Written problem -
Gather the lines from the material that contain "panel".

-- Raw records start --

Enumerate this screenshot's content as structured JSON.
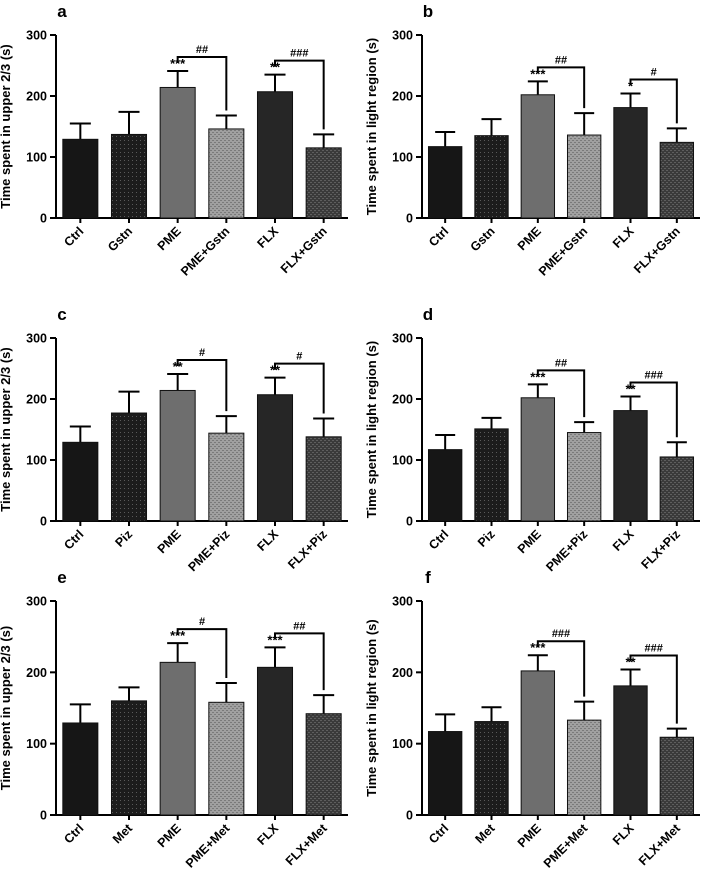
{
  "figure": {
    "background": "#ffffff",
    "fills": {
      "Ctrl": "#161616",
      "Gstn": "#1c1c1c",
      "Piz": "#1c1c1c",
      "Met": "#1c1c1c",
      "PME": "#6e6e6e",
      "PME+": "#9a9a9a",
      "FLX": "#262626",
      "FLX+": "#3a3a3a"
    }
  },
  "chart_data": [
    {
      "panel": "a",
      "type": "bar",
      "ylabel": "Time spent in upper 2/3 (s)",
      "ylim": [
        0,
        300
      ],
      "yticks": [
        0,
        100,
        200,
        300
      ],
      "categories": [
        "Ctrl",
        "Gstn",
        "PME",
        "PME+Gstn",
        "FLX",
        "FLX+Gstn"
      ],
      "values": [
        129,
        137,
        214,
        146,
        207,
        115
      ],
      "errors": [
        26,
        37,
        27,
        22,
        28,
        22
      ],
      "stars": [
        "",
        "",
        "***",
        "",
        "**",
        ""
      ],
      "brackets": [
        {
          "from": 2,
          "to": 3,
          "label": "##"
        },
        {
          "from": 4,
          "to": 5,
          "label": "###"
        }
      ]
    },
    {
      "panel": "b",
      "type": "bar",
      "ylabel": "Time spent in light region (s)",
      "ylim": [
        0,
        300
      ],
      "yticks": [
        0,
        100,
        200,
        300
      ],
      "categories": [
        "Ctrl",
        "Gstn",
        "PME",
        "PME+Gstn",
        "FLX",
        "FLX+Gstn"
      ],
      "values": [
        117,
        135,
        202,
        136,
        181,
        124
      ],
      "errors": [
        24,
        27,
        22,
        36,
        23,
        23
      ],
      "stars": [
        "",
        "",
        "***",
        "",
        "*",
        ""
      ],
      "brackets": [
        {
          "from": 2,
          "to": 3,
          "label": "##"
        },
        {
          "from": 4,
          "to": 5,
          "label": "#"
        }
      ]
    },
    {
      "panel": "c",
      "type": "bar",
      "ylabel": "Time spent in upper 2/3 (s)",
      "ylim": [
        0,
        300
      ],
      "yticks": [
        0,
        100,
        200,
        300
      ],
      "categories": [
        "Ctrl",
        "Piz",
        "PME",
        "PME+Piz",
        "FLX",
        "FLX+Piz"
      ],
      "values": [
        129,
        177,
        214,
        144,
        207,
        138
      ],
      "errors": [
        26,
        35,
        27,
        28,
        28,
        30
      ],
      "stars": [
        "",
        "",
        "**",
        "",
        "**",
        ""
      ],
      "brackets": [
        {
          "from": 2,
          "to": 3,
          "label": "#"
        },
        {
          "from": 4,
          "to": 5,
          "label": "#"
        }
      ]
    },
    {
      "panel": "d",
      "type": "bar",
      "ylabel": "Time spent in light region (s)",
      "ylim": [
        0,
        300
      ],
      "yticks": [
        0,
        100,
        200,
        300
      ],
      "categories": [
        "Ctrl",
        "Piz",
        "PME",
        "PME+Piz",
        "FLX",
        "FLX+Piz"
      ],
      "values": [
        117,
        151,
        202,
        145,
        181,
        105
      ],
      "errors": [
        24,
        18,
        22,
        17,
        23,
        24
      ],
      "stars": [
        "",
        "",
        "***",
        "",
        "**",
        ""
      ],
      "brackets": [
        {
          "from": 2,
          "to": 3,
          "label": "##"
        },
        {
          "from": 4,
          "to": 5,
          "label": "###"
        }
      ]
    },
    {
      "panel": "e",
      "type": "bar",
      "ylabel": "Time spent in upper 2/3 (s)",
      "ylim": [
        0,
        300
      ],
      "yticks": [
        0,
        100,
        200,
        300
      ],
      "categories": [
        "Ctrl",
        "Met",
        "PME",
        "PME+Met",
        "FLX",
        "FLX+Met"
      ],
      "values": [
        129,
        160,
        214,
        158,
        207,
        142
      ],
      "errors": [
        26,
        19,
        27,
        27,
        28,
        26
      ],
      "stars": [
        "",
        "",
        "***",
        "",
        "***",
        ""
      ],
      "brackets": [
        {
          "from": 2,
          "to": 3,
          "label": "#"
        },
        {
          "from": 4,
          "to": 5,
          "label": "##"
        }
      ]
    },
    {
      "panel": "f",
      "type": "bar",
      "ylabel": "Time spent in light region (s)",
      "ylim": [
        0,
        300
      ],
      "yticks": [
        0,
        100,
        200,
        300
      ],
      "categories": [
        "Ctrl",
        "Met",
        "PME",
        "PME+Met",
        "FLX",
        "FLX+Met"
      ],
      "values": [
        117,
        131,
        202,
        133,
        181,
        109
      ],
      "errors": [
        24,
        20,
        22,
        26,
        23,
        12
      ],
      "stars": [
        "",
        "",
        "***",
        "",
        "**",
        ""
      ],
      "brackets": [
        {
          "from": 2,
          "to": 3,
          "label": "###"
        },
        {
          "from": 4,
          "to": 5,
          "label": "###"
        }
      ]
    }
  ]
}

-- Raw records end --
-- Raw records start --

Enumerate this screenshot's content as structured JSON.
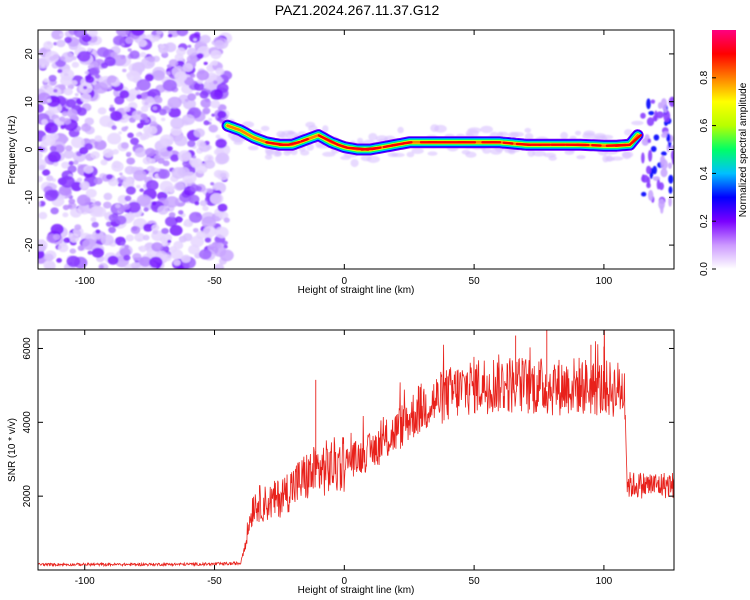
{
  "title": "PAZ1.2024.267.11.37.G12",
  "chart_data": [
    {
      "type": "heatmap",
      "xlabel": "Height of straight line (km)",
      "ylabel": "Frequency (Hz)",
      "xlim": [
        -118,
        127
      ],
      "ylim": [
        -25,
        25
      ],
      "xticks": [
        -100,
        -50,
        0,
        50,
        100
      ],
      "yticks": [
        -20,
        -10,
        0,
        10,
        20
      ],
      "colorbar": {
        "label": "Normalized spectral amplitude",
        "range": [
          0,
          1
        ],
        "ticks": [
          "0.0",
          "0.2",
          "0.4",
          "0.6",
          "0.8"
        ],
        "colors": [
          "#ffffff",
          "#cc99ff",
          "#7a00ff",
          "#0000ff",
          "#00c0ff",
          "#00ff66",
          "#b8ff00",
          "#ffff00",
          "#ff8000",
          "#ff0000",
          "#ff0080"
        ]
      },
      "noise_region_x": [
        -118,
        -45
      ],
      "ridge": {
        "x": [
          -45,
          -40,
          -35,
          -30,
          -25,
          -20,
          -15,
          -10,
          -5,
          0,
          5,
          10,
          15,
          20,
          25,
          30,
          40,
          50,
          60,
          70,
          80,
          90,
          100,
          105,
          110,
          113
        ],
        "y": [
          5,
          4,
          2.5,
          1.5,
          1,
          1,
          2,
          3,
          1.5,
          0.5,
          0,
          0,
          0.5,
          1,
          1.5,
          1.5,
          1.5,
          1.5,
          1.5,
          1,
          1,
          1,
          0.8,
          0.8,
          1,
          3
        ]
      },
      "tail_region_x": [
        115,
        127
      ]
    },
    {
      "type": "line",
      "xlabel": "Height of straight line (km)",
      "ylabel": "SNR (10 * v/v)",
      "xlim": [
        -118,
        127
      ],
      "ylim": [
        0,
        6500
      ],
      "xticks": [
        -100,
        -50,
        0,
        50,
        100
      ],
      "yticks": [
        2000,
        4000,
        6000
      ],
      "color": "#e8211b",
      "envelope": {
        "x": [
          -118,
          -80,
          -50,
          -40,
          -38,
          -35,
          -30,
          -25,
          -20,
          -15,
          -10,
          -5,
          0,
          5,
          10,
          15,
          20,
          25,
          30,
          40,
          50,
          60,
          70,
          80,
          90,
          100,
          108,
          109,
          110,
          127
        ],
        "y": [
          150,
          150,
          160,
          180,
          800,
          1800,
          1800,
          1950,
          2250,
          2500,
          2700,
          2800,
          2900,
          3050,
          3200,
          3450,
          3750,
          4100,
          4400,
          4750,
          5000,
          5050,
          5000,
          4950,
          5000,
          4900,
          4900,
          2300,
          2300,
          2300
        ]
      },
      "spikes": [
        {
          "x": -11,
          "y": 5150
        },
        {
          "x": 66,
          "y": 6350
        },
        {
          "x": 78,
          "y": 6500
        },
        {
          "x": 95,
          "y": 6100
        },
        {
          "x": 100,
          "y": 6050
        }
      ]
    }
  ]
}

-- Raw records end --

Solution for this exercise -
      "panel": "a",
      "panel": "b",
      "panel": "c",
      "panel": "d",
      "panel": "e",
      "panel": "f",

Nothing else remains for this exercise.